→ **Material for the task**:
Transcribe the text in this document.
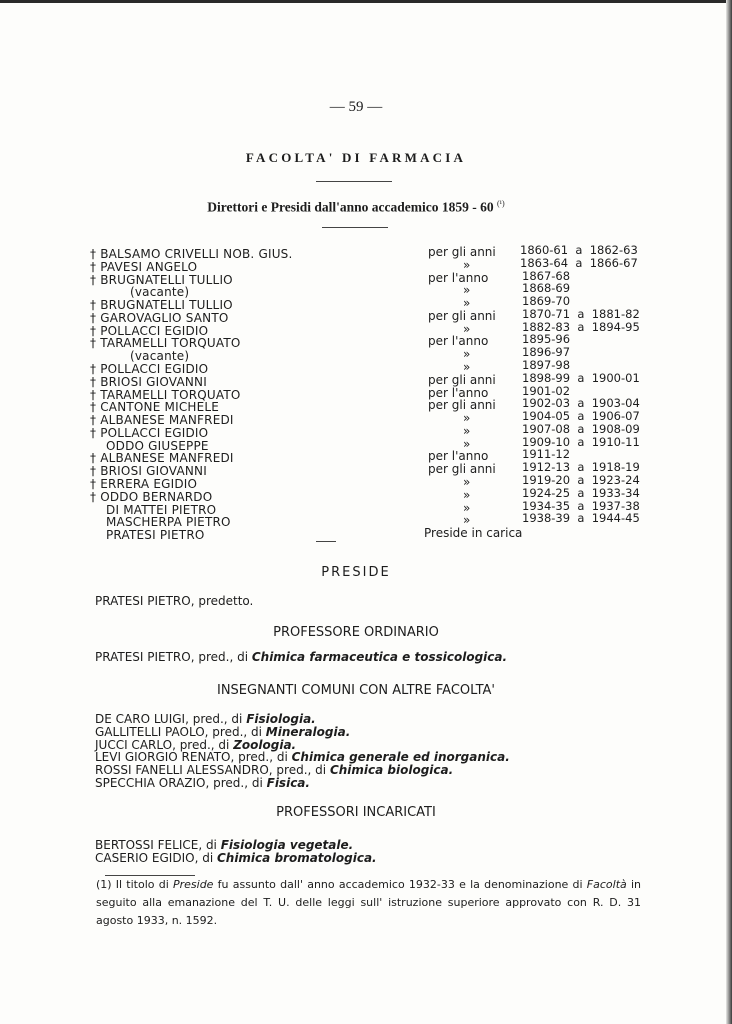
— 59 —
FACOLTA' DI FARMACIA
Direttori e Presidi dall'anno accademico 1859 - 60 $^{(^1)}$
† BALSAMO CRIVELLI NOB. GIUS.	per gli anni 1860-61  a  1862-63
† PAVESI ANGELO	»	1863-64  a  1866-67
† BRUGNATELLI TULLIO	per l'anno	1867-68
(vacante)	»	1868-69
† BRUGNATELLI TULLIO	»	1869-70
† GAROVAGLIO SANTO	per gli anni 1870-71  a  1881-82
† POLLACCI EGIDIO	»	1882-83  a  1894-95
† TARAMELLI TORQUATO	per l'anno	1895-96
(vacante)	»	1896-97
† POLLACCI EGIDIO	»	1897-98
† BRIOSI GIOVANNI	per gli anni 1898-99  a  1900-01
† TARAMELLI TORQUATO	per l'anno	1901-02
† CANTONE MICHELE	per gli anni 1902-03  a  1903-04
† ALBANESE MANFREDI	»	1904-05  a  1906-07
† POLLACCI EGIDIO	»	1907-08  a  1908-09
ODDO GIUSEPPE	»	1909-10  a  1910-11
† ALBANESE MANFREDI	per l'anno	1911-12
† BRIOSI GIOVANNI	per gli anni 1912-13  a  1918-19
† ERRERA EGIDIO	»	1919-20  a  1923-24
† ODDO BERNARDO	»	1924-25  a  1933-34
DI MATTEI PIETRO	»	1934-35  a  1937-38
MASCHERPA PIETRO	»	1938-39  a  1944-45
PRATESI PIETRO	Preside in carica
PRESIDE
PRATESI PIETRO, predetto.
PROFESSORE ORDINARIO
PRATESI PIETRO, pred., di Chimica farmaceutica e tossicologica.
INSEGNANTI COMUNI CON ALTRE FACOLTA'
DE CARO LUIGI, pred., di Fisiologia.
GALLITELLI PAOLO, pred., di Mineralogia.
JUCCI CARLO, pred., di Zoologia.
LEVI GIORGIO RENATO, pred., di Chimica generale ed inorganica.
ROSSI FANELLI ALESSANDRO, pred., di Chimica biologica.
SPECCHIA ORAZIO, pred., di Fisica.
PROFESSORI INCARICATI
BERTOSSI FELICE, di Fisiologia vegetale.
CASERIO EGIDIO, di Chimica bromatologica.
(1) Il titolo di Preside fu assunto dall' anno accademico 1932-33 e la denominazione di Facoltà in seguito alla emanazione del T. U. delle leggi sull' istruzione superiore approvato con R. D. 31 agosto 1933, n. 1592.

→ **Problem requirements**: Pick out every line with the string "GIOVANNI" and copy it.

→ **Solution to the exercise**:
† BRIOSI GIOVANNI	per gli anni 1898-99  a  1900-01
† BRIOSI GIOVANNI	per gli anni 1912-13  a  1918-19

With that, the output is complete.